STATED EXERCISE:
Go through the listing below and gather every line with the word "Ibarra".

EXCERPTED DATA:
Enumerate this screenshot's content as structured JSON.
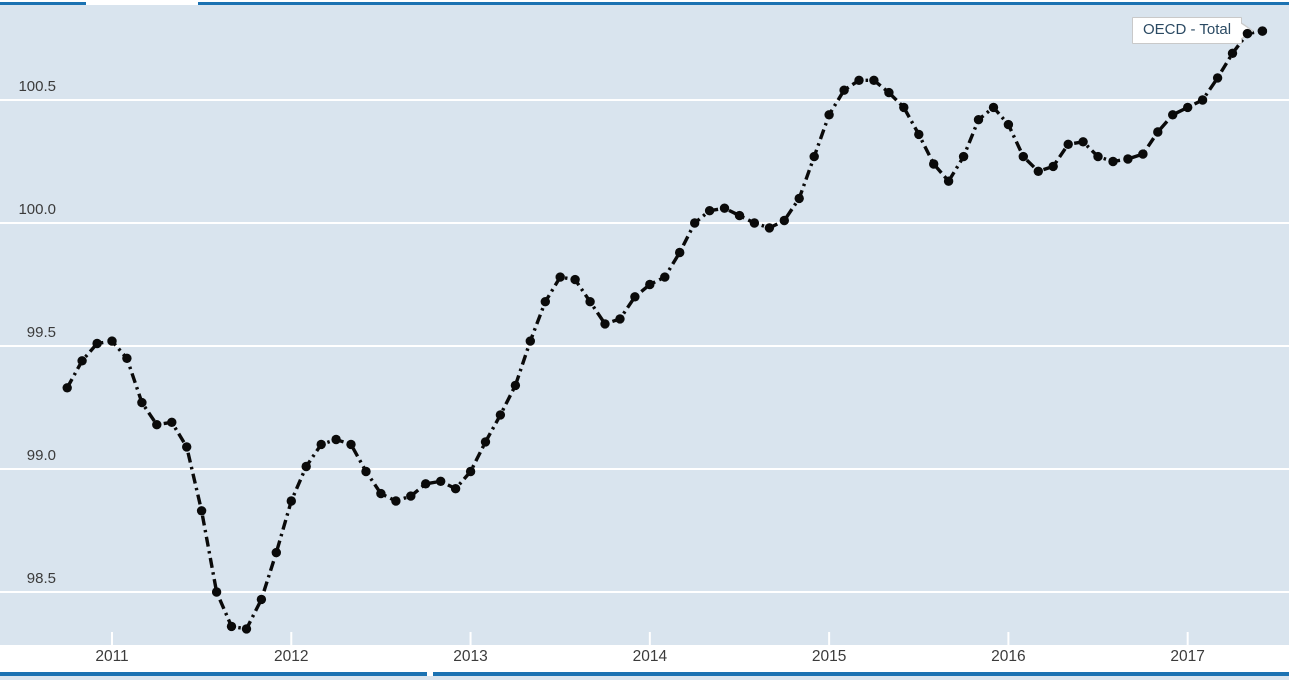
{
  "tooltip": {
    "label": "OECD - Total"
  },
  "colors": {
    "plot_background": "#d9e4ee",
    "gridline": "#ffffff",
    "accent_line": "#1b72b2",
    "series_line": "#0a0a0a",
    "axis_text": "#3b3b3b",
    "tooltip_text": "#2b4a63",
    "tooltip_border": "#c9c9c9"
  },
  "chart_data": {
    "type": "line",
    "title": "",
    "xlabel": "",
    "ylabel": "",
    "series_name": "OECD - Total",
    "line_style": "dash-dot",
    "marker": "circle",
    "grid": true,
    "legend_position": "tooltip-top-right",
    "ylim": [
      98.28,
      100.89
    ],
    "y_ticks": [
      98.5,
      99.0,
      99.5,
      100.0,
      100.5
    ],
    "x_ticks": [
      "2011",
      "2012",
      "2013",
      "2014",
      "2015",
      "2016",
      "2017"
    ],
    "x_start": "2010-10",
    "x_freq": "monthly",
    "x": [
      "2010-10",
      "2010-11",
      "2010-12",
      "2011-01",
      "2011-02",
      "2011-03",
      "2011-04",
      "2011-05",
      "2011-06",
      "2011-07",
      "2011-08",
      "2011-09",
      "2011-10",
      "2011-11",
      "2011-12",
      "2012-01",
      "2012-02",
      "2012-03",
      "2012-04",
      "2012-05",
      "2012-06",
      "2012-07",
      "2012-08",
      "2012-09",
      "2012-10",
      "2012-11",
      "2012-12",
      "2013-01",
      "2013-02",
      "2013-03",
      "2013-04",
      "2013-05",
      "2013-06",
      "2013-07",
      "2013-08",
      "2013-09",
      "2013-10",
      "2013-11",
      "2013-12",
      "2014-01",
      "2014-02",
      "2014-03",
      "2014-04",
      "2014-05",
      "2014-06",
      "2014-07",
      "2014-08",
      "2014-09",
      "2014-10",
      "2014-11",
      "2014-12",
      "2015-01",
      "2015-02",
      "2015-03",
      "2015-04",
      "2015-05",
      "2015-06",
      "2015-07",
      "2015-08",
      "2015-09",
      "2015-10",
      "2015-11",
      "2015-12",
      "2016-01",
      "2016-02",
      "2016-03",
      "2016-04",
      "2016-05",
      "2016-06",
      "2016-07",
      "2016-08",
      "2016-09",
      "2016-10",
      "2016-11",
      "2016-12",
      "2017-01",
      "2017-02",
      "2017-03",
      "2017-04",
      "2017-05",
      "2017-06"
    ],
    "values": [
      99.33,
      99.44,
      99.51,
      99.52,
      99.45,
      99.27,
      99.18,
      99.19,
      99.09,
      98.83,
      98.5,
      98.36,
      98.35,
      98.47,
      98.66,
      98.87,
      99.01,
      99.1,
      99.12,
      99.1,
      98.99,
      98.9,
      98.87,
      98.89,
      98.94,
      98.95,
      98.92,
      98.99,
      99.11,
      99.22,
      99.34,
      99.52,
      99.68,
      99.78,
      99.77,
      99.68,
      99.59,
      99.61,
      99.7,
      99.75,
      99.78,
      99.88,
      100.0,
      100.05,
      100.06,
      100.03,
      100.0,
      99.98,
      100.01,
      100.1,
      100.27,
      100.44,
      100.54,
      100.58,
      100.58,
      100.53,
      100.47,
      100.36,
      100.24,
      100.17,
      100.27,
      100.42,
      100.47,
      100.4,
      100.27,
      100.21,
      100.23,
      100.32,
      100.33,
      100.27,
      100.25,
      100.26,
      100.28,
      100.37,
      100.44,
      100.47,
      100.5,
      100.59,
      100.69,
      100.77,
      100.78
    ]
  }
}
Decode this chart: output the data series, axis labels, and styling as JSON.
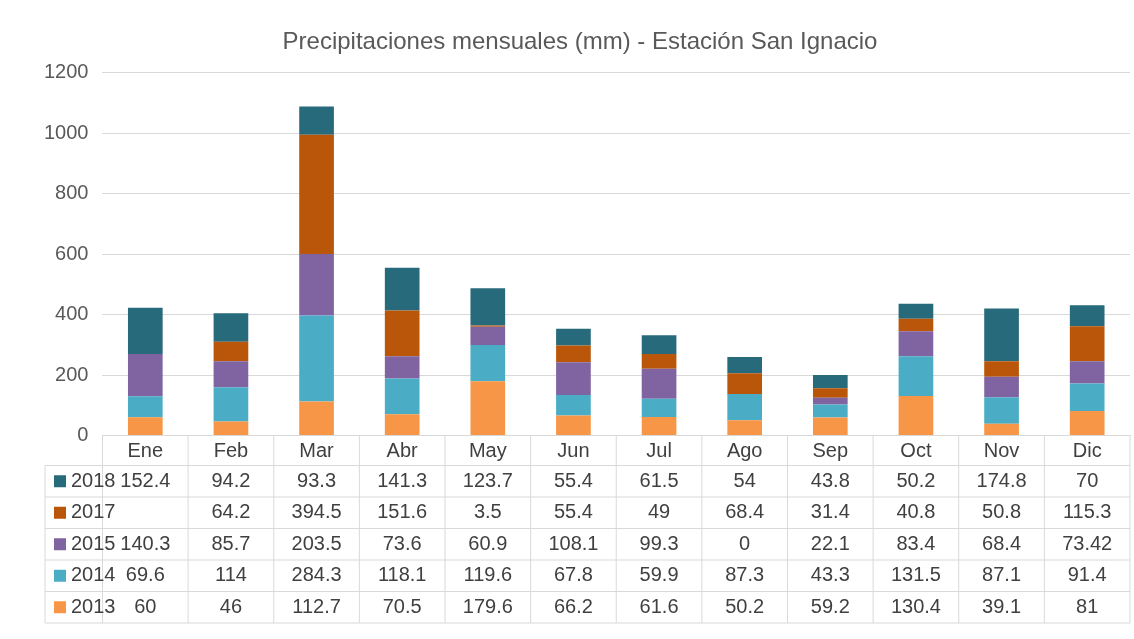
{
  "chart_data": {
    "type": "bar",
    "title": "Precipitaciones mensuales (mm) - Estación San Ignacio",
    "categories": [
      "Ene",
      "Feb",
      "Mar",
      "Abr",
      "May",
      "Jun",
      "Jul",
      "Ago",
      "Sep",
      "Oct",
      "Nov",
      "Dic"
    ],
    "series": [
      {
        "name": "2013",
        "color": "#f79646",
        "values": [
          60,
          46,
          112.7,
          70.5,
          179.6,
          66.2,
          61.6,
          50.2,
          59.2,
          130.4,
          39.1,
          81
        ]
      },
      {
        "name": "2014",
        "color": "#4bacc6",
        "values": [
          69.6,
          114,
          284.3,
          118.1,
          119.6,
          67.8,
          59.9,
          87.3,
          43.3,
          131.5,
          87.1,
          91.4
        ]
      },
      {
        "name": "2015",
        "color": "#8064a2",
        "values": [
          140.3,
          85.7,
          203.5,
          73.6,
          60.9,
          108.1,
          99.3,
          0,
          22.1,
          83.4,
          68.4,
          73.42
        ]
      },
      {
        "name": "2017",
        "color": "#b9560a",
        "values": [
          null,
          64.2,
          394.5,
          151.6,
          3.5,
          55.4,
          49,
          68.4,
          31.4,
          40.8,
          50.8,
          115.3
        ]
      },
      {
        "name": "2018",
        "color": "#276a7c",
        "values": [
          152.4,
          94.2,
          93.3,
          141.3,
          123.7,
          55.4,
          61.5,
          54,
          43.8,
          50.2,
          174.8,
          70
        ]
      }
    ],
    "stacked": true,
    "ylim": [
      0,
      1200
    ],
    "yticks": [
      0,
      200,
      400,
      600,
      800,
      1000,
      1200
    ],
    "grid": "y",
    "legend": "bottom",
    "data_labels": true
  }
}
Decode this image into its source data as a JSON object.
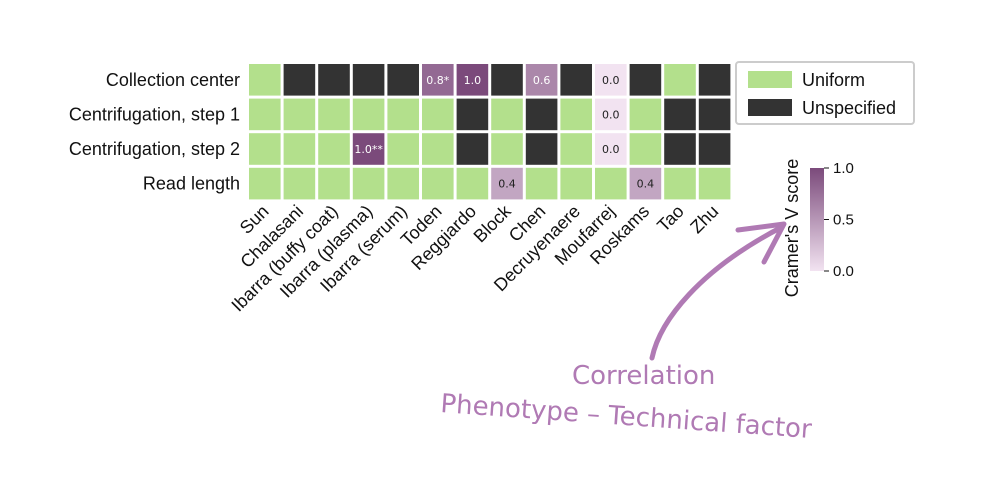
{
  "colors": {
    "uniform": "#b3e08c",
    "unspecified": "#333333",
    "score_low": "#f2e3f1",
    "score_high": "#7b4a7b",
    "annotation": "#b07ab4"
  },
  "chart_data": {
    "type": "heatmap",
    "rows": [
      "Collection center",
      "Centrifugation, step 1",
      "Centrifugation, step 2",
      "Read length"
    ],
    "columns": [
      "Sun",
      "Chalasani",
      "Ibarra (buffy coat)",
      "Ibarra (plasma)",
      "Ibarra (serum)",
      "Toden",
      "Reggiardo",
      "Block",
      "Chen",
      "Decruyenaere",
      "Moufarrej",
      "Roskams",
      "Tao",
      "Zhu"
    ],
    "cells": [
      [
        "U",
        "X",
        "X",
        "X",
        "X",
        0.8,
        1.0,
        "X",
        0.6,
        "X",
        0.0,
        "X",
        "U",
        "X"
      ],
      [
        "U",
        "U",
        "U",
        "U",
        "U",
        "U",
        "X",
        "U",
        "X",
        "U",
        0.0,
        "U",
        "X",
        "X"
      ],
      [
        "U",
        "U",
        "U",
        1.0,
        "U",
        "U",
        "X",
        "U",
        "X",
        "U",
        0.0,
        "U",
        "X",
        "X"
      ],
      [
        "U",
        "U",
        "U",
        "U",
        "U",
        "U",
        "U",
        0.4,
        "U",
        "U",
        "U",
        0.4,
        "U",
        "U"
      ]
    ],
    "cell_labels": [
      [
        "",
        "",
        "",
        "",
        "",
        "0.8*",
        "1.0",
        "",
        "0.6",
        "",
        "0.0",
        "",
        "",
        ""
      ],
      [
        "",
        "",
        "",
        "",
        "",
        "",
        "",
        "",
        "",
        "",
        "0.0",
        "",
        "",
        ""
      ],
      [
        "",
        "",
        "",
        "1.0**",
        "",
        "",
        "",
        "",
        "",
        "",
        "0.0",
        "",
        "",
        ""
      ],
      [
        "",
        "",
        "",
        "",
        "",
        "",
        "",
        "0.4",
        "",
        "",
        "",
        "0.4",
        "",
        ""
      ]
    ],
    "legend": {
      "placement": "right",
      "entries": [
        {
          "key": "U",
          "label": "Uniform"
        },
        {
          "key": "X",
          "label": "Unspecified"
        }
      ]
    },
    "colorbar": {
      "label": "Cramer's V score",
      "range": [
        0.0,
        1.0
      ],
      "ticks": [
        {
          "value": 0.0,
          "label": "0.0"
        },
        {
          "value": 0.5,
          "label": "0.5"
        },
        {
          "value": 1.0,
          "label": "1.0"
        }
      ]
    }
  },
  "annotation": {
    "line1": "Correlation",
    "line2": "Phenotype – Technical factor"
  }
}
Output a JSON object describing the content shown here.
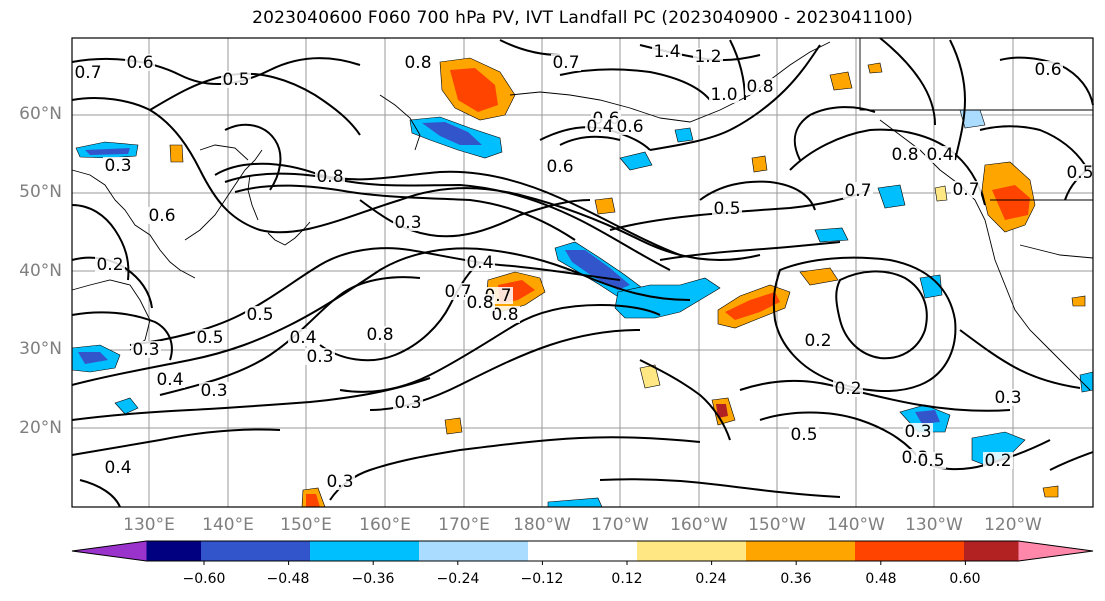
{
  "title": "2023040600 F060 700 hPa PV, IVT Landfall PC (2023040900 - 2023041100)",
  "map": {
    "lat_labels": [
      "60°N",
      "50°N",
      "40°N",
      "30°N",
      "20°N"
    ],
    "lon_labels": [
      "130°E",
      "140°E",
      "150°E",
      "160°E",
      "170°E",
      "180°W",
      "170°W",
      "160°W",
      "150°W",
      "140°W",
      "130°W",
      "120°W"
    ],
    "contour_labels": [
      "0.7",
      "0.6",
      "0.5",
      "0.8",
      "1.4",
      "1.2",
      "0.7",
      "0.6",
      "1.0",
      "0.8",
      "0.6",
      "0.6",
      "0.7",
      "0.3",
      "0.4",
      "0.8",
      "0.2",
      "0.3",
      "0.8",
      "0.4",
      "0.7",
      "0.5",
      "0.5",
      "0.7",
      "0.8",
      "0.3",
      "0.4",
      "0.5",
      "0.3",
      "0.4",
      "0.5",
      "0.7",
      "0.8",
      "0.6",
      "0.6",
      "0.3",
      "0.4",
      "0.3",
      "0.8",
      "0.2",
      "0.3",
      "0.2",
      "0.5",
      "0.4",
      "0.3",
      "0.3",
      "0.5",
      "0.2",
      "0.3"
    ],
    "grid": true,
    "coastlines": true
  },
  "colorbar": {
    "colors": [
      "#9933cc",
      "#000080",
      "#3355cc",
      "#00bfff",
      "#aadcff",
      "#ffffff",
      "#ffe884",
      "#ffa500",
      "#ff4400",
      "#b22222",
      "#ff88aa"
    ],
    "tick_labels": [
      "−0.60",
      "−0.48",
      "−0.36",
      "−0.24",
      "−0.12",
      "0.12",
      "0.24",
      "0.36",
      "0.48",
      "0.60"
    ],
    "extend": "both"
  }
}
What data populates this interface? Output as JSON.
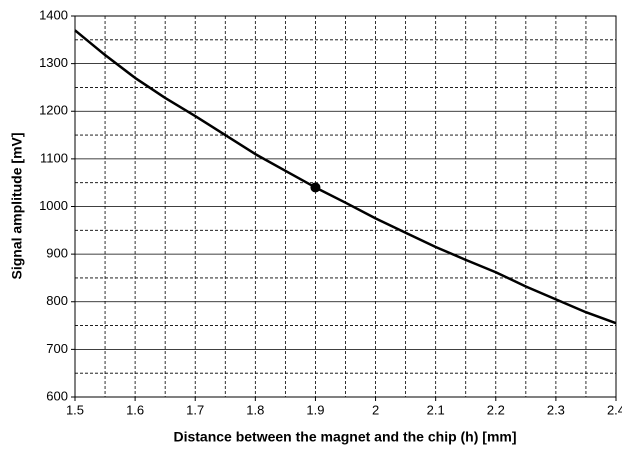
{
  "chart_data": {
    "type": "line",
    "xlabel": "Distance between the magnet and the chip (h) [mm]",
    "ylabel": "Signal amplitude [mV]",
    "x": [
      1.5,
      1.55,
      1.6,
      1.65,
      1.7,
      1.75,
      1.8,
      1.85,
      1.9,
      1.95,
      2.0,
      2.05,
      2.1,
      2.15,
      2.2,
      2.25,
      2.3,
      2.35,
      2.4
    ],
    "series": [
      {
        "color": "#000000",
        "values": [
          1370,
          1318,
          1270,
          1228,
          1190,
          1150,
          1110,
          1075,
          1040,
          1008,
          975,
          945,
          915,
          888,
          862,
          832,
          805,
          778,
          755
        ]
      }
    ],
    "marker": {
      "x": 1.9,
      "y": 1040
    },
    "xlim": [
      1.5,
      2.4
    ],
    "xticks": [
      1.5,
      1.6,
      1.7,
      1.8,
      1.9,
      2,
      2.1,
      2.2,
      2.3,
      2.4
    ],
    "ylim": [
      600,
      1400
    ],
    "yticks": [
      600,
      700,
      800,
      900,
      1000,
      1100,
      1200,
      1300,
      1400
    ],
    "grid": true
  }
}
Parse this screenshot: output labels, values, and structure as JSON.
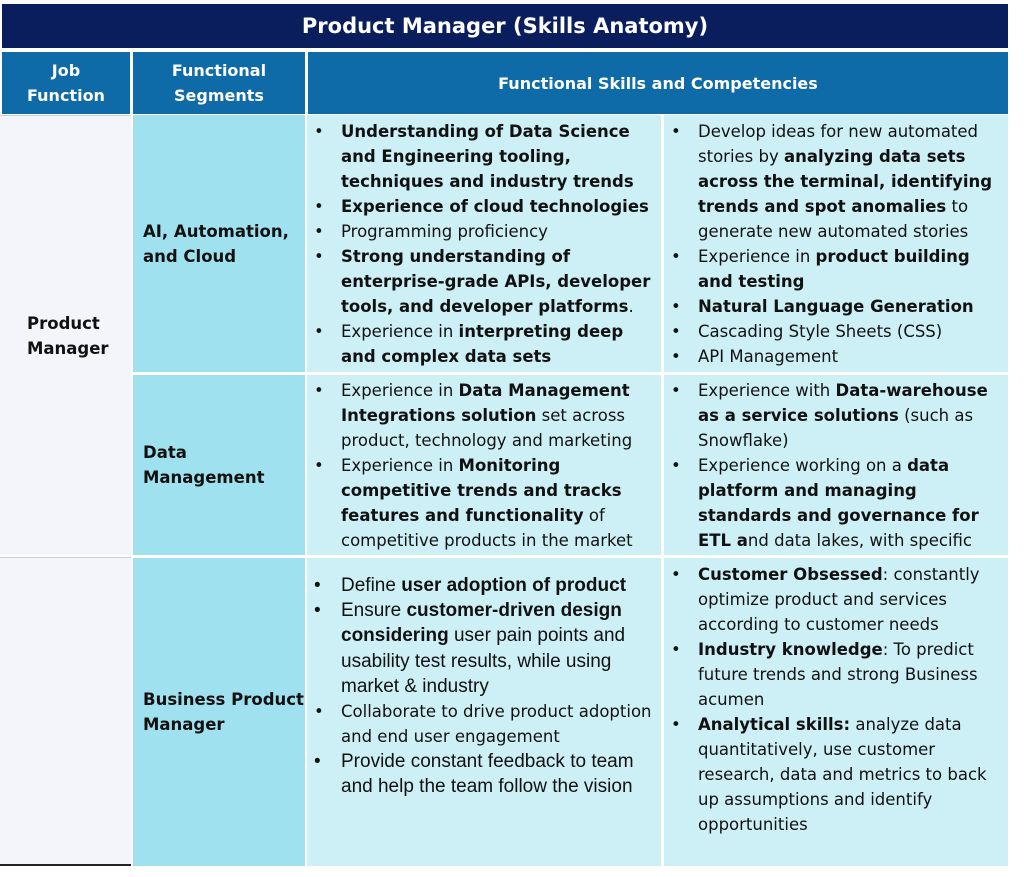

TASK ANSWER:
      "Ibarra (buffy coat)",
      "Ibarra (plasma)",
      "Ibarra (serum)",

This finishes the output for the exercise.